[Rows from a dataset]

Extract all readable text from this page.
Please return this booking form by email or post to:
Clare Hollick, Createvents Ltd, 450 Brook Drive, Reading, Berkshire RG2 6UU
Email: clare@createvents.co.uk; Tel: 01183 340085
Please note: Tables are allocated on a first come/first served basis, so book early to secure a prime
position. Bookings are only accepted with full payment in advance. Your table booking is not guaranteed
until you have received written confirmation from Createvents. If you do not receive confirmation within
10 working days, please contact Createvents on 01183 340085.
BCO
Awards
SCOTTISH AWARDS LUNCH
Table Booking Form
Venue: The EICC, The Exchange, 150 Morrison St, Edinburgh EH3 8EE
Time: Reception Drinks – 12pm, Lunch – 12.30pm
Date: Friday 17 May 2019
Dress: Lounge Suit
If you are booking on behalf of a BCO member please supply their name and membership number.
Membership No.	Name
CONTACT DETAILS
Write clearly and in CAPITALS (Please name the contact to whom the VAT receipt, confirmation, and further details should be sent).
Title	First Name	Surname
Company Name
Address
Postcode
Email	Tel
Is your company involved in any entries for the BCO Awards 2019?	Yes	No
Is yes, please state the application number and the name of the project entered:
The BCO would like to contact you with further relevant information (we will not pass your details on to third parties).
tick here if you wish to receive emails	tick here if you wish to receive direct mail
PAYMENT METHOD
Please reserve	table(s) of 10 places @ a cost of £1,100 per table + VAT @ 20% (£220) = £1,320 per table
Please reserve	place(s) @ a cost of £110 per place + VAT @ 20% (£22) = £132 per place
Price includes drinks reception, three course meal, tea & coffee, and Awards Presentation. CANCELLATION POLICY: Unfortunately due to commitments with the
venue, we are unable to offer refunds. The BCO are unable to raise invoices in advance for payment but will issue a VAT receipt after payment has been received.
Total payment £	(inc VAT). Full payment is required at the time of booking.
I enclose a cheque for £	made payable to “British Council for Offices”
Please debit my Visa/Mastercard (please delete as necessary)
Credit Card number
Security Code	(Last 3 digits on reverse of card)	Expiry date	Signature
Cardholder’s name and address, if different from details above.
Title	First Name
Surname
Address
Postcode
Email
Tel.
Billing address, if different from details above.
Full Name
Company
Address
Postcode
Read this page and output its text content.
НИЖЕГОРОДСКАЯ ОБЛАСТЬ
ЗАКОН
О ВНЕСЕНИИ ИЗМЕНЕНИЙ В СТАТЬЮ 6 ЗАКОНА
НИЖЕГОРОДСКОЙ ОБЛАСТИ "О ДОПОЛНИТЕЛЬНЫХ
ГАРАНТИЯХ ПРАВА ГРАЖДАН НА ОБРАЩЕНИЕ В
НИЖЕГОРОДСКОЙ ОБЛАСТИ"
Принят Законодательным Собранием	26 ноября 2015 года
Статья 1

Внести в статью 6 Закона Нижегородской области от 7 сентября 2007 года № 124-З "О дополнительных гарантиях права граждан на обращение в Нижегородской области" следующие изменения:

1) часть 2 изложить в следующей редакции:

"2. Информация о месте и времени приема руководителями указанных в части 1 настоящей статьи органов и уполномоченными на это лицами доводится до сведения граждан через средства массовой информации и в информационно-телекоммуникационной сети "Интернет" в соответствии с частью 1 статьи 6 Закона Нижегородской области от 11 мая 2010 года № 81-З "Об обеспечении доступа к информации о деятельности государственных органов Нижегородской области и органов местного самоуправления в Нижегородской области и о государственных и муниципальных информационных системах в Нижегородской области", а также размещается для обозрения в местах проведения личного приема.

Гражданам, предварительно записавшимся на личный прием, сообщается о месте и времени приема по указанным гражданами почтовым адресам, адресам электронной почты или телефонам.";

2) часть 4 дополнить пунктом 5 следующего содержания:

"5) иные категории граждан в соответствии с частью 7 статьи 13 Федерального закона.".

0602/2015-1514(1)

**WRITTEN INSTRUCTION:**
From the records above, extract every line exactly as it stands.

**WORKED ANSWER:**
Extract all readable text from this page.
Please return this booking form by email or post to:
Clare Hollick, Createvents Ltd, 450 Brook Drive, Reading, Berkshire RG2 6UU
Email: clare@createvents.co.uk; Tel: 01183 340085
Please note: Tables are allocated on a first come/first served basis, so book early to secure a prime
position. Bookings are only accepted with full payment in advance. Your table booking is not guaranteed
until you have received written confirmation from Createvents. If you do not receive confirmation within
10 working days, please contact Createvents on 01183 340085.
BCO
Awards
SCOTTISH AWARDS LUNCH
Table Booking Form
Venue: The EICC, The Exchange, 150 Morrison St, Edinburgh EH3 8EE
Time: Reception Drinks – 12pm, Lunch – 12.30pm
Date: Friday 17 May 2019
Dress: Lounge Suit
If you are booking on behalf of a BCO member please supply their name and membership number.
Membership No.	Name
CONTACT DETAILS
Write clearly and in CAPITALS (Please name the contact to whom the VAT receipt, confirmation, and further details should be sent).
Title	First Name	Surname
Company Name
Address
Postcode
Email	Tel
Is your company involved in any entries for the BCO Awards 2019?	Yes	No
Is yes, please state the application number and the name of the project entered:
The BCO would like to contact you with further relevant information (we will not pass your details on to third parties).
tick here if you wish to receive emails	tick here if you wish to receive direct mail
PAYMENT METHOD
Please reserve	table(s) of 10 places @ a cost of £1,100 per table + VAT @ 20% (£220) = £1,320 per table
Please reserve	place(s) @ a cost of £110 per place + VAT @ 20% (£22) = £132 per place
Price includes drinks reception, three course meal, tea & coffee, and Awards Presentation. CANCELLATION POLICY: Unfortunately due to commitments with the
venue, we are unable to offer refunds. The BCO are unable to raise invoices in advance for payment but will issue a VAT receipt after payment has been received.
Total payment £	(inc VAT). Full payment is required at the time of booking.
I enclose a cheque for £	made payable to “British Council for Offices”
Please debit my Visa/Mastercard (please delete as necessary)
Credit Card number
Security Code	(Last 3 digits on reverse of card)	Expiry date	Signature
Cardholder’s name and address, if different from details above.
Title	First Name
Surname
Address
Postcode
Email
Tel.
Billing address, if different from details above.
Full Name
Company
Address
Postcode
Read this page and output its text content.
НИЖЕГОРОДСКАЯ ОБЛАСТЬ
ЗАКОН
О ВНЕСЕНИИ ИЗМЕНЕНИЙ В СТАТЬЮ 6 ЗАКОНА
НИЖЕГОРОДСКОЙ ОБЛАСТИ "О ДОПОЛНИТЕЛЬНЫХ
ГАРАНТИЯХ ПРАВА ГРАЖДАН НА ОБРАЩЕНИЕ В
НИЖЕГОРОДСКОЙ ОБЛАСТИ"
Принят Законодательным Собранием	26 ноября 2015 года
Статья 1

Внести в статью 6 Закона Нижегородской области от 7 сентября 2007 года № 124-З "О дополнительных гарантиях права граждан на обращение в Нижегородской области" следующие изменения:

1) часть 2 изложить в следующей редакции:

"2. Информация о месте и времени приема руководителями указанных в части 1 настоящей статьи органов и уполномоченными на это лицами доводится до сведения граждан через средства массовой информации и в информационно-телекоммуникационной сети "Интернет" в соответствии с частью 1 статьи 6 Закона Нижегородской области от 11 мая 2010 года № 81-З "Об обеспечении доступа к информации о деятельности государственных органов Нижегородской области и органов местного самоуправления в Нижегородской области и о государственных и муниципальных информационных системах в Нижегородской области", а также размещается для обозрения в местах проведения личного приема.

Гражданам, предварительно записавшимся на личный прием, сообщается о месте и времени приема по указанным гражданами почтовым адресам, адресам электронной почты или телефонам.";

2) часть 4 дополнить пунктом 5 следующего содержания:

"5) иные категории граждан в соответствии с частью 7 статьи 13 Федерального закона.".

0602/2015-1514(1)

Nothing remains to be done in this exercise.